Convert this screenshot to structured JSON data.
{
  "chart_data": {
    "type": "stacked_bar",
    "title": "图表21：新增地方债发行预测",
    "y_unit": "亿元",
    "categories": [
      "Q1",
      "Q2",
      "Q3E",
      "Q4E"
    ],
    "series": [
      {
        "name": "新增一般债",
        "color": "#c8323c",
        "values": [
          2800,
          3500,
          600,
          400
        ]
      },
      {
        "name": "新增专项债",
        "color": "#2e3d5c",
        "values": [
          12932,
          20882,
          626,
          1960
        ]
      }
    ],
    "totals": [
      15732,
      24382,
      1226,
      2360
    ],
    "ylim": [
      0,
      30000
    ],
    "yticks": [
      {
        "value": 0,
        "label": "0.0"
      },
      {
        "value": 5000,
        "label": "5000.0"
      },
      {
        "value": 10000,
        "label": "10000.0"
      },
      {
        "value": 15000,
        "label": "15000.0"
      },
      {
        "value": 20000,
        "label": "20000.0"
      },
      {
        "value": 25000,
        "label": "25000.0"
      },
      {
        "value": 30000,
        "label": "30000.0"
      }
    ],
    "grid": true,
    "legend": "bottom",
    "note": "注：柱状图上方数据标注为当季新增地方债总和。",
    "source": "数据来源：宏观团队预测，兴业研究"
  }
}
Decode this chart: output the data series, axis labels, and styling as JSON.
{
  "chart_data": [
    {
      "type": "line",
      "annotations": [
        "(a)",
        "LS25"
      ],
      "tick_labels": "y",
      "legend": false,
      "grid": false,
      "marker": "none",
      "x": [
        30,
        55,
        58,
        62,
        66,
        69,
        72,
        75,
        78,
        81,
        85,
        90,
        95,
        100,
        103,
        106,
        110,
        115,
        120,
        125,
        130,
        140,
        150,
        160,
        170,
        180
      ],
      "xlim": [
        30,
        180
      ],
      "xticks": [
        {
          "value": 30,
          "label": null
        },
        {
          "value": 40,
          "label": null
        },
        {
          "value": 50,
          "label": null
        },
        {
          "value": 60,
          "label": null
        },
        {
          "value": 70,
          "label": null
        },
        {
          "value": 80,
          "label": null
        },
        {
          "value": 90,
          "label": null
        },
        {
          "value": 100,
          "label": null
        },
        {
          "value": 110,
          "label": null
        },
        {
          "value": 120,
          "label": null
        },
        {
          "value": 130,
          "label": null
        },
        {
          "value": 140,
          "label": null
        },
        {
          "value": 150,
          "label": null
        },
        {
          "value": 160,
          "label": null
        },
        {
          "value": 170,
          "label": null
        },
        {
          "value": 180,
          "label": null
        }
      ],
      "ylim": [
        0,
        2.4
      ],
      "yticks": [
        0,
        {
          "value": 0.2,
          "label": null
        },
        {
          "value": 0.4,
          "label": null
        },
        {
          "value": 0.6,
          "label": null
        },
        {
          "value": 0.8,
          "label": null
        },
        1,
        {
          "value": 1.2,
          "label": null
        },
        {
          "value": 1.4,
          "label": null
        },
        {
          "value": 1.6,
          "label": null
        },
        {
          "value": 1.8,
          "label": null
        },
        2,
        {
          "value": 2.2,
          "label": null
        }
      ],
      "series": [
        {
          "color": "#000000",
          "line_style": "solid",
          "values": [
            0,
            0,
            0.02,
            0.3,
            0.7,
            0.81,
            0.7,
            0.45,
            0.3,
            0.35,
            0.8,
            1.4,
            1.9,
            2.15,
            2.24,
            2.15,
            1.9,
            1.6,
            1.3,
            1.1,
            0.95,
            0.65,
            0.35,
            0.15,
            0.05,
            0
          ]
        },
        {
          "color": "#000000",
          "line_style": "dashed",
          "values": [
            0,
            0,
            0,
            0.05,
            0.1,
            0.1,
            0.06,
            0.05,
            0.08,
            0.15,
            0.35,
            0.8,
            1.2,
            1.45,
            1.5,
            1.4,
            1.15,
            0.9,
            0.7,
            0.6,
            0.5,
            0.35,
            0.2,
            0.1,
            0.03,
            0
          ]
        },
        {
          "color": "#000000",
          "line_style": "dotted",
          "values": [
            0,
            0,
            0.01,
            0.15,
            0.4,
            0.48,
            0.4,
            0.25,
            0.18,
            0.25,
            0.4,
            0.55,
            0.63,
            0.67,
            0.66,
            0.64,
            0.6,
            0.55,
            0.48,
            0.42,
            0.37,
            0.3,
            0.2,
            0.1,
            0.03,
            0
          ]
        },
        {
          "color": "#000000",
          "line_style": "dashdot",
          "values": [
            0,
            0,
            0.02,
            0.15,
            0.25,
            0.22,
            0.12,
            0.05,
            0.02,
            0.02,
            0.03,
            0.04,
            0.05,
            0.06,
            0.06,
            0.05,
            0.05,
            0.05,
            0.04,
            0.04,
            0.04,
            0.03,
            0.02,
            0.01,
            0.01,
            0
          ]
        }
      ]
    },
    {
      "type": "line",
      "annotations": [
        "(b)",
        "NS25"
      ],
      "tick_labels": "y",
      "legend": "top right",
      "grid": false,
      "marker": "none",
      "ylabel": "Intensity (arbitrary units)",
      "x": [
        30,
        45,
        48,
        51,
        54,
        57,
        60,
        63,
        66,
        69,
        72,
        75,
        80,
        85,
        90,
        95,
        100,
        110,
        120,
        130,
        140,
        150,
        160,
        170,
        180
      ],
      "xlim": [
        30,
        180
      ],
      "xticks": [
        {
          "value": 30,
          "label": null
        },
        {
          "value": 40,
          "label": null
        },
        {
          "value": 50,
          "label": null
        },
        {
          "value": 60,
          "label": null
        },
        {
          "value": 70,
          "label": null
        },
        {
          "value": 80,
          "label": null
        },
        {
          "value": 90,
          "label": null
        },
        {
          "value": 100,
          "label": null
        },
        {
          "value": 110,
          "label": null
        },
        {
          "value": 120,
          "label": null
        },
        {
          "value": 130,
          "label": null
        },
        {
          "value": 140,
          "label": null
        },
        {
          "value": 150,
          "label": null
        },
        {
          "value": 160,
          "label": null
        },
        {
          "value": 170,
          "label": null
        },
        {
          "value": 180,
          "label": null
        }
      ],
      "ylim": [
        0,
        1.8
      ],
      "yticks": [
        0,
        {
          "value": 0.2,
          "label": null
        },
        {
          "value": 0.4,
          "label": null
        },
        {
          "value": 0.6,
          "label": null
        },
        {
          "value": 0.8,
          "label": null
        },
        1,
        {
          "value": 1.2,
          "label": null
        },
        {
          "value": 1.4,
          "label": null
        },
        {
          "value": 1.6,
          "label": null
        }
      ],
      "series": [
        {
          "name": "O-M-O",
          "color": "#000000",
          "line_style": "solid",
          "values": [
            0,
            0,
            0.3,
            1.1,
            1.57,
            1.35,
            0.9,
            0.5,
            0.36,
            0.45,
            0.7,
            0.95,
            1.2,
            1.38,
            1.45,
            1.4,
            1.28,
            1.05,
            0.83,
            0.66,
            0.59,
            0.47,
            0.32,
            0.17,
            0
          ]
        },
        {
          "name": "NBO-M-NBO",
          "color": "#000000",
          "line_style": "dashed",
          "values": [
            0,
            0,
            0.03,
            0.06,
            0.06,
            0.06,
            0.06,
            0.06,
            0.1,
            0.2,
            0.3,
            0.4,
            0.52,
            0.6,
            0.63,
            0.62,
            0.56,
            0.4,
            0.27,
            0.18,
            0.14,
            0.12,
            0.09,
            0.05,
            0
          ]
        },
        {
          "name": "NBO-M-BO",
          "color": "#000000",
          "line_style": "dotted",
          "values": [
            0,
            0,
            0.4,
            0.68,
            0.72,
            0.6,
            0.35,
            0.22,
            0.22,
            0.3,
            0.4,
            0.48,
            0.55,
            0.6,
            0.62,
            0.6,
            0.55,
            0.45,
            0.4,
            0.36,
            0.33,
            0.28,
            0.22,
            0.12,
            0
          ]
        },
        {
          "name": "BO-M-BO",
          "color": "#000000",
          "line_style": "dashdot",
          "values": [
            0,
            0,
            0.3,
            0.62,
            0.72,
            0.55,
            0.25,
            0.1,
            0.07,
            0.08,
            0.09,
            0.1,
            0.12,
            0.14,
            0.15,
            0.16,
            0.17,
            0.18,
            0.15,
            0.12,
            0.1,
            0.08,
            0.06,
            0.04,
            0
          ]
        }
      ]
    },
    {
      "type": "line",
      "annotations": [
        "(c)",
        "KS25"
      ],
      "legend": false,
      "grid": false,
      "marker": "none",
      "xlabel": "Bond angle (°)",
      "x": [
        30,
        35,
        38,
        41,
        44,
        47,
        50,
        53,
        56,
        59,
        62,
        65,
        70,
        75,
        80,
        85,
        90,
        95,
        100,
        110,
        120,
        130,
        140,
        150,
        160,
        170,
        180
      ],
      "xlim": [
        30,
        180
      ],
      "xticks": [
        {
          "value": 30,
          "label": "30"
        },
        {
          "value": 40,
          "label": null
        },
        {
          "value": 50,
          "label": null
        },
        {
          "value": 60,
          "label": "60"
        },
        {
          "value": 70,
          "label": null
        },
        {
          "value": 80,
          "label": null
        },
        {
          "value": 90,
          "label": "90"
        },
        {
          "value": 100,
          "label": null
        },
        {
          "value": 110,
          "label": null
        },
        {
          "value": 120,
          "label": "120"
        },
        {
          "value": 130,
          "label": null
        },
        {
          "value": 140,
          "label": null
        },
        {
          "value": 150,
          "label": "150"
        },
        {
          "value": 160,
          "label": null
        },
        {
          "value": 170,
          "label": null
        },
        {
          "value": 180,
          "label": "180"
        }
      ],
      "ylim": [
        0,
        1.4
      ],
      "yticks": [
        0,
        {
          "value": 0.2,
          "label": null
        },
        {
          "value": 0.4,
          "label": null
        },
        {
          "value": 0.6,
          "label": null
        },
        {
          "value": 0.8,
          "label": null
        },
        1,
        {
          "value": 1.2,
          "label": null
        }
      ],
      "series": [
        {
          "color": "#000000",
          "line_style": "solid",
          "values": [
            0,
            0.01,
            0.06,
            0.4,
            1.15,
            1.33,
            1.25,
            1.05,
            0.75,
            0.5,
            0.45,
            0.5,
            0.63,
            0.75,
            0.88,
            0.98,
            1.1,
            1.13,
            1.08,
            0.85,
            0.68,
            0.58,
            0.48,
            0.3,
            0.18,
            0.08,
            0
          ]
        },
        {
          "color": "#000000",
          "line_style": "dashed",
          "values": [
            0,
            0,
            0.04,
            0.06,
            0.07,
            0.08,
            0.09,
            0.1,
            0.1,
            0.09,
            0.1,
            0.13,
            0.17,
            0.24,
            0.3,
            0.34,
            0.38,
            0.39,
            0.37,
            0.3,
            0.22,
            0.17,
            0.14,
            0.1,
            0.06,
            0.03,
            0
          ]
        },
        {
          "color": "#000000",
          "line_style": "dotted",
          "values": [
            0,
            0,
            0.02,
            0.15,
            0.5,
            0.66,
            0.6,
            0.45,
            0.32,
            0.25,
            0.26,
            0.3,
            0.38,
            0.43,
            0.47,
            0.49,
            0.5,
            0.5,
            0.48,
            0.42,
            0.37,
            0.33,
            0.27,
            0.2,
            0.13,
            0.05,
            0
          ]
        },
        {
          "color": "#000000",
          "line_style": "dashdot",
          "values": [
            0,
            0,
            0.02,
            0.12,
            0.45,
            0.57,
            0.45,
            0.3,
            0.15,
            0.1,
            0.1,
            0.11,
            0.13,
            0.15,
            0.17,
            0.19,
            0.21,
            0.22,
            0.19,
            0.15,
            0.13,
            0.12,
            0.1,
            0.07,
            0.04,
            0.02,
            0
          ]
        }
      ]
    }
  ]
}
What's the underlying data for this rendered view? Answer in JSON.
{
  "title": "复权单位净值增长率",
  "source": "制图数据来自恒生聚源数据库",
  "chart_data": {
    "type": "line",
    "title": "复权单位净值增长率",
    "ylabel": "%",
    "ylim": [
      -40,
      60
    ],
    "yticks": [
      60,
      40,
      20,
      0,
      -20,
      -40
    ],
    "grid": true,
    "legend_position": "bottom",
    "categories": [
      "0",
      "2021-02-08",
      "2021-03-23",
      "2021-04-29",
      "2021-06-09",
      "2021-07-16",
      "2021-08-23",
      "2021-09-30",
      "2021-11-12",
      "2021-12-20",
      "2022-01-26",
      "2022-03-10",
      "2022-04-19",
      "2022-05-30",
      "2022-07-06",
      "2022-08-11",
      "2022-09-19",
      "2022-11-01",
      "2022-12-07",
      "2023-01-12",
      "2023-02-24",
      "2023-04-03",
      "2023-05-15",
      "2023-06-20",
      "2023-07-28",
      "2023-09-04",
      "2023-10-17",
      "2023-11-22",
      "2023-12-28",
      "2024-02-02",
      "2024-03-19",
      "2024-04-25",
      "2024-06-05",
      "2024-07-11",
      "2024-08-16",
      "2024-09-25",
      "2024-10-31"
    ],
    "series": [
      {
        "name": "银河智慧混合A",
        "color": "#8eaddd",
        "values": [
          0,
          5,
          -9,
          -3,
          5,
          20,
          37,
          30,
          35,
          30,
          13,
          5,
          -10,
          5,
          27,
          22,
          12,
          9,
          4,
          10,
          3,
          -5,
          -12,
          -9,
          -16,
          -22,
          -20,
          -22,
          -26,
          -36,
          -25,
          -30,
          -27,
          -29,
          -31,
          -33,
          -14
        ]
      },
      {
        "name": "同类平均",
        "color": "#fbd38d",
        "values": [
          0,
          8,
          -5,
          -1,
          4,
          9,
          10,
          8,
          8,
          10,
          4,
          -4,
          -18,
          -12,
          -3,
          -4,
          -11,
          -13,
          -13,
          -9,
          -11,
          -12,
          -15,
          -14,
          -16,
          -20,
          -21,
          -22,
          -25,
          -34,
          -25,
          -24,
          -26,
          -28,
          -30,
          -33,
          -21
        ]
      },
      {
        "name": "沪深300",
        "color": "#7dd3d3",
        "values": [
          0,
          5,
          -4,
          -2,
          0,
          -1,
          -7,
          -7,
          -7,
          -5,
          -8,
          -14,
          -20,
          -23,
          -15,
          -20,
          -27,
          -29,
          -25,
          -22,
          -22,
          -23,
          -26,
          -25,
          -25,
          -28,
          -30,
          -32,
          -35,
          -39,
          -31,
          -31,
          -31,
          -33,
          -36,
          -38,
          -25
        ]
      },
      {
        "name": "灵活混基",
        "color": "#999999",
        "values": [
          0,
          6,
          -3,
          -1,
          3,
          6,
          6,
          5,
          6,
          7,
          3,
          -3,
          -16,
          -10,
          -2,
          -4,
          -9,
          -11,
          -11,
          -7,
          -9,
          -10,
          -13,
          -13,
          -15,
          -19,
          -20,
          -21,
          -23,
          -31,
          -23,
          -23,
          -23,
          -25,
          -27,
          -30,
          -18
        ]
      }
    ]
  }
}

· · · · · · ·

• _Requirements_:
Your answer should be one number: how many lines in the material above contain the string "JSON".

• _Written response_:
3